» Set exercise: Identify the lines that contain the word "kapitalizmu", then copy them.

━━━━

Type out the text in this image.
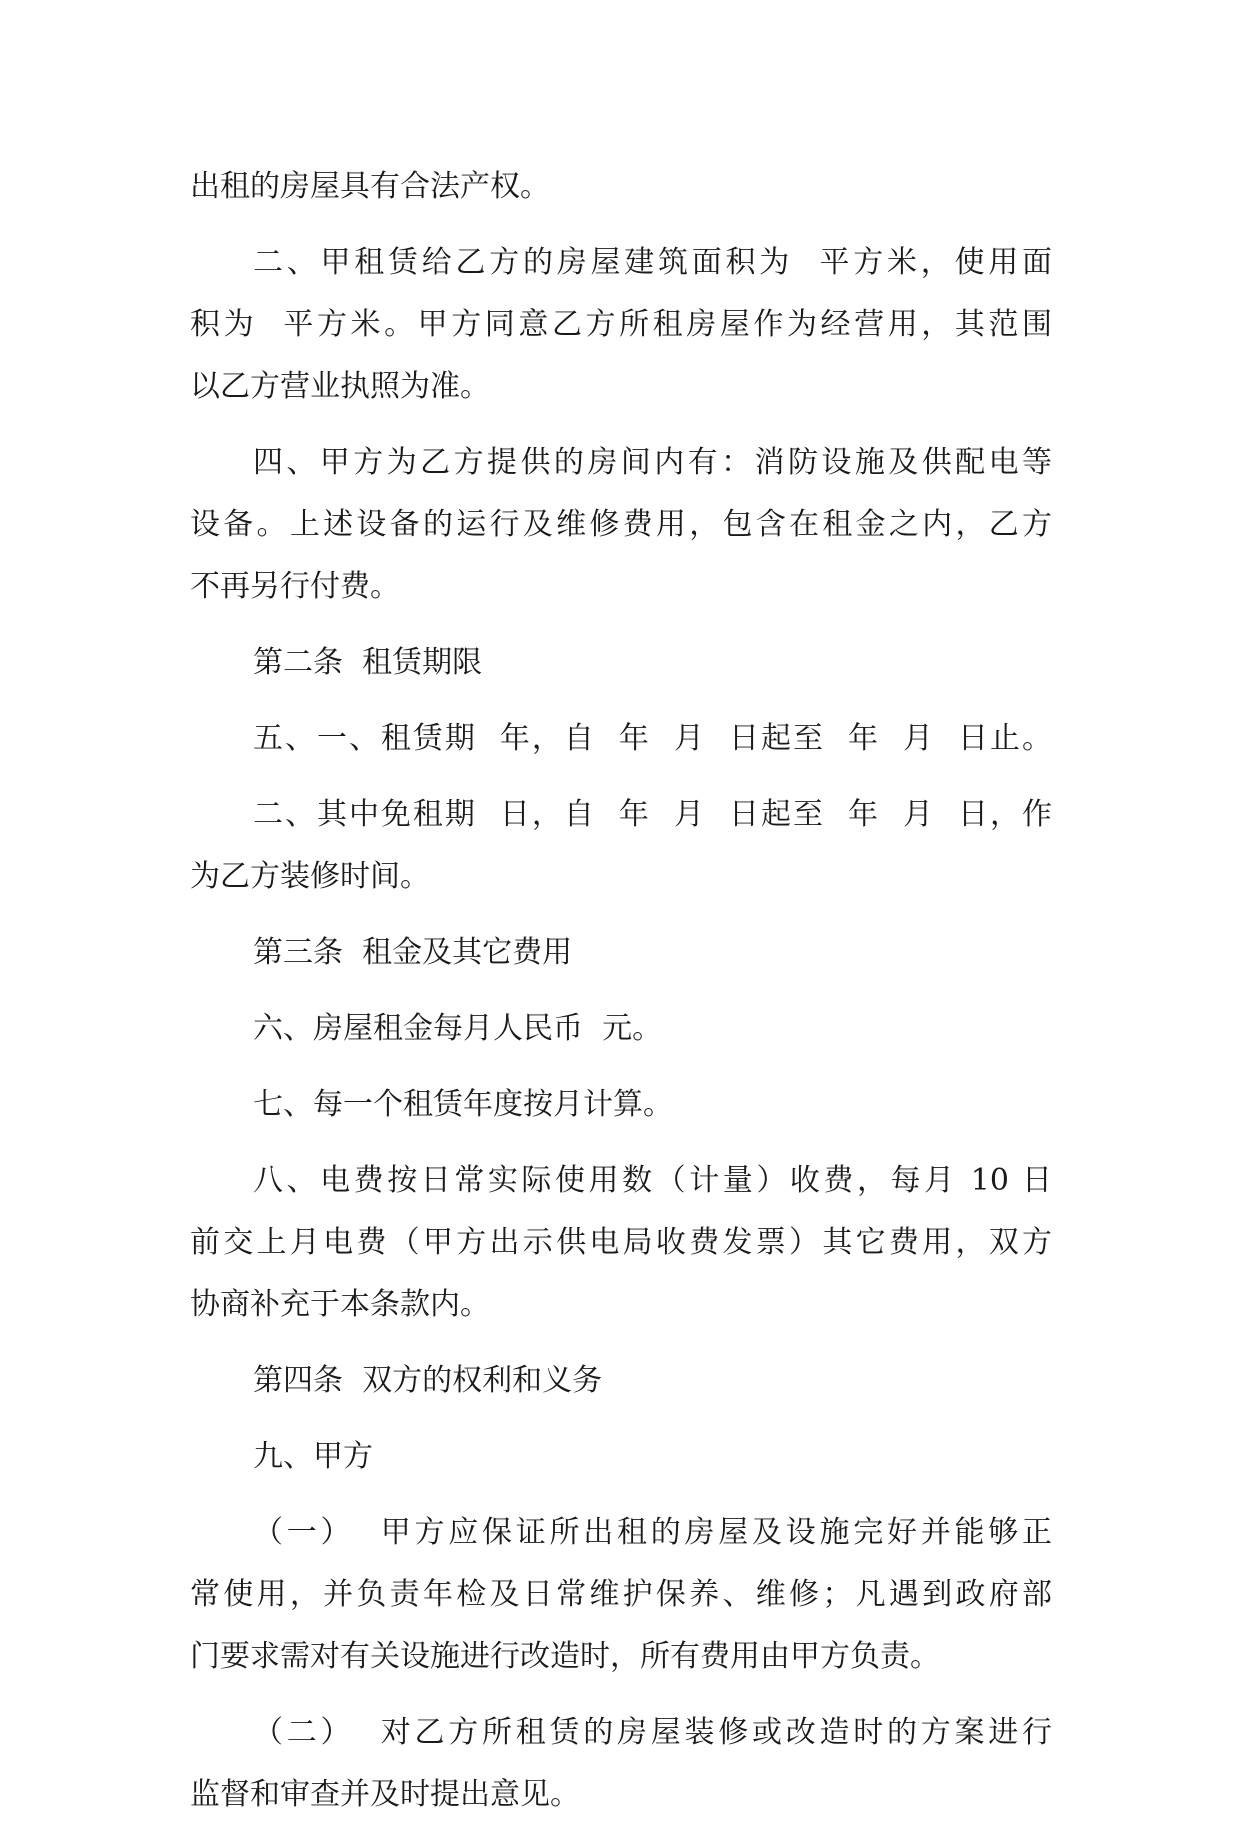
出租的房屋具有合法产权。
二、甲租赁给乙方的房屋建筑面积为  平方米，使用面
积为  平方米。甲方同意乙方所租房屋作为经营用，其范围
以乙方营业执照为准。
四、甲方为乙方提供的房间内有：消防设施及供配电等
设备。上述设备的运行及维修费用，包含在租金之内，乙方
不再另行付费。
第二条  租赁期限
五、一、租赁期  年，自  年  月  日起至  年  月  日止。
二、其中免租期  日，自  年  月  日起至  年  月  日，作
为乙方装修时间。
第三条  租金及其它费用
六、房屋租金每月人民币  元。
七、每一个租赁年度按月计算。
八、电费按日常实际使用数（计量）收费，每月 10 日
前交上月电费（甲方出示供电局收费发票）其它费用，双方
协商补充于本条款内。
第四条  双方的权利和义务
九、甲方
（一）  甲方应保证所出租的房屋及设施完好并能够正
常使用，并负责年检及日常维护保养、维修；凡遇到政府部
门要求需对有关设施进行改造时，所有费用由甲方负责。
（二）  对乙方所租赁的房屋装修或改造时的方案进行
监督和审查并及时提出意见。
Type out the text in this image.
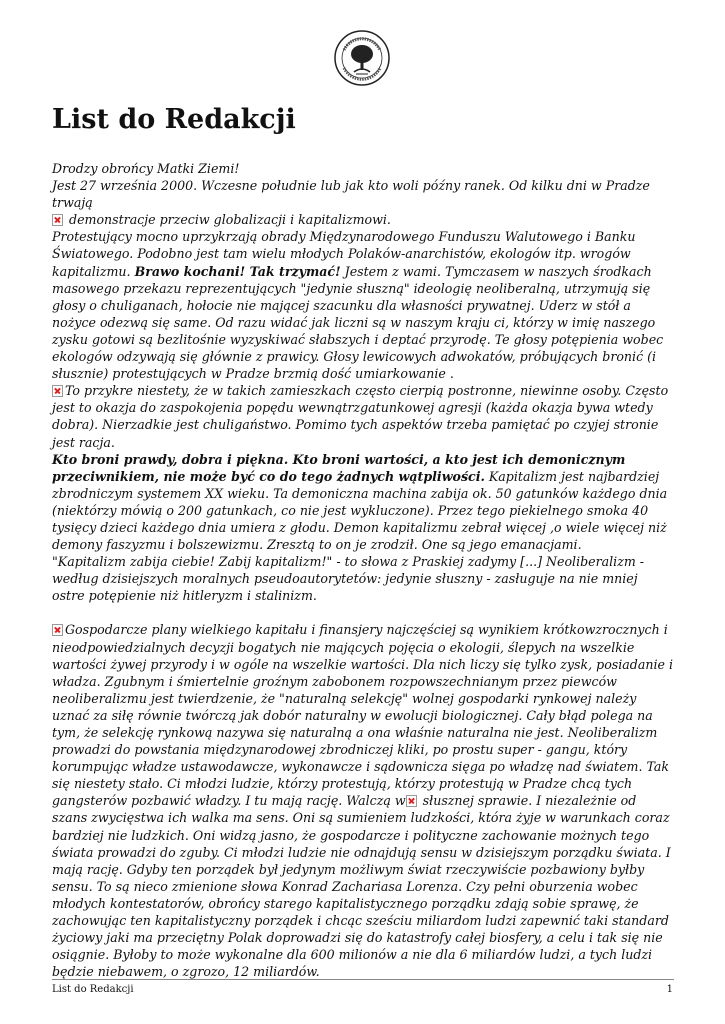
List do Redakcji

Drodzy obrońcy Matki Ziemi!

Jest 27 września 2000. Wczesne południe lub jak kto woli późny ranek. Od kilku dni w Pradze trwają
demonstracje przeciw globalizacji i kapitalizmowi.

Protestujący mocno uprzykrzają obrady Międzynarodowego Funduszu Walutowego i Banku Światowego. Podobno jest tam wielu młodych Polaków-anarchistów, ekologów itp. wrogów kapitalizmu. Brawo kochani! Tak trzymać! Jestem z wami. Tymczasem w naszych środkach masowego przekazu reprezentujących "jedynie słuszną" ideologię neoliberalną, utrzymują się głosy o chuliganach, hołocie nie mającej szacunku dla własności prywatnej. Uderz w stół a nożyce odezwą się same. Od razu widać jak liczni są w naszym kraju ci, którzy w imię naszego zysku gotowi są bezlitośnie wyzyskiwać słabszych i deptać przyrodę. Te głosy potępienia wobec ekologów odzywają się głównie z prawicy. Głosy lewicowych adwokatów, próbujących bronić (i słusznie) protestujących w Pradze brzmią dość umiarkowanie .

To przykre niestety, że w takich zamieszkach często cierpią postronne, niewinne osoby. Często jest to okazja do zaspokojenia popędu wewnątrzgatunkowej agresji (każda okazja bywa wtedy dobra). Nierzadkie jest chuligaństwo. Pomimo tych aspektów trzeba pamiętać po czyjej stronie jest racja.

Kto broni prawdy, dobra i piękna. Kto broni wartości, a kto jest ich demonicznym przeciwnikiem, nie może być co do tego żadnych wątpliwości. Kapitalizm jest najbardziej zbrodniczym systemem XX wieku. Ta demoniczna machina zabija ok. 50 gatunków każdego dnia (niektórzy mówią o 200 gatunkach, co nie jest wykluczone). Przez tego piekielnego smoka 40 tysięcy dzieci każdego dnia umiera z głodu. Demon kapitalizmu zebrał więcej ,o wiele więcej niż demony faszyzmu i bolszewizmu. Zresztą to on je zrodził. One są jego emanacjami.

"Kapitalizm zabija ciebie! Zabij kapitalizm!" - to słowa z Praskiej zadymy [...] Neoliberalizm - według dzisiejszych moralnych pseudoautorytetów: jedynie słuszny - zasługuje na nie mniej ostre potępienie niż hitleryzm i stalinizm.

Gospodarcze plany wielkiego kapitału i finansjery najczęściej są wynikiem krótkowzrocznych i nieodpowiedzialnych decyzji bogatych nie mających pojęcia o ekologii, ślepych na wszelkie wartości żywej przyrody i w ogóle na wszelkie wartości. Dla nich liczy się tylko zysk, posiadanie i władza. Zgubnym i śmiertelnie groźnym zabobonem rozpowszechnianym przez piewców neoliberalizmu jest twierdzenie, że "naturalną selekcję" wolnej gospodarki rynkowej należy uznać za siłę równie twórczą jak dobór naturalny w ewolucji biologicznej. Cały błąd polega na tym, że selekcję rynkową nazywa się naturalną a ona właśnie naturalna nie jest. Neoliberalizm prowadzi do powstania międzynarodowej zbrodniczej kliki, po prostu super - gangu, który korumpując władze ustawodawcze, wykonawcze i sądownicza sięga po władzę nad światem. Tak się niestety stało. Ci młodzi ludzie, którzy protestują, którzy protestują w Pradze chcą tych gangsterów pozbawić władzy. I tu mają rację. Walczą w słusznej sprawie. I niezależnie od szans zwycięstwa ich walka ma sens. Oni są sumieniem ludzkości, która żyje w warunkach coraz bardziej nie ludzkich. Oni widzą jasno, że gospodarcze i polityczne zachowanie możnych tego świata prowadzi do zguby. Ci młodzi ludzie nie odnajdują sensu w dzisiejszym porządku świata. I mają rację. Gdyby ten porządek był jedynym możliwym świat rzeczywiście pozbawiony byłby sensu. To są nieco zmienione słowa Konrad Zachariasa Lorenza. Czy pełni oburzenia wobec młodych kontestatorów, obrońcy starego kapitalistycznego porządku zdają sobie sprawę, że zachowując ten kapitalistyczny porządek i chcąc sześciu miliardom ludzi zapewnić taki standard życiowy jaki ma przeciętny Polak doprowadzi się do katastrofy całej biosfery, a celu i tak się nie osiągnie. Byłoby to może wykonalne dla 600 milionów a nie dla 6 miliardów ludzi, a tych ludzi będzie niebawem, o zgrozo, 12 miliardów.

List do Redakcji	1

━━━━

» Written solution:
Protestujący mocno uprzykrzają obrady Międzynarodowego Funduszu Walutowego i Banku Światowego. Podobno jest tam wielu młodych Polaków-anarchistów, ekologów itp. wrogów kapitalizmu. Brawo kochani! Tak trzymać! Jestem z wami. Tymczasem w naszych środkach masowego przekazu reprezentujących "jedynie słuszną" ideologię neoliberalną, utrzymują się głosy o chuliganach, hołocie nie mającej szacunku dla własności prywatnej. Uderz w stół a nożyce odezwą się same. Od razu widać jak liczni są w naszym kraju ci, którzy w imię naszego zysku gotowi są bezlitośnie wyzyskiwać słabszych i deptać przyrodę. Te głosy potępienia wobec ekologów odzywają się głównie z prawicy. Głosy lewicowych adwokatów, próbujących bronić (i słusznie) protestujących w Pradze brzmią dość umiarkowanie .
Kto broni prawdy, dobra i piękna. Kto broni wartości, a kto jest ich demonicznym przeciwnikiem, nie może być co do tego żadnych wątpliwości. Kapitalizm jest najbardziej zbrodniczym systemem XX wieku. Ta demoniczna machina zabija ok. 50 gatunków każdego dnia (niektórzy mówią o 200 gatunkach, co nie jest wykluczone). Przez tego piekielnego smoka 40 tysięcy dzieci każdego dnia umiera z głodu. Demon kapitalizmu zebrał więcej ,o wiele więcej niż demony faszyzmu i bolszewizmu. Zresztą to on je zrodził. One są jego emanacjami.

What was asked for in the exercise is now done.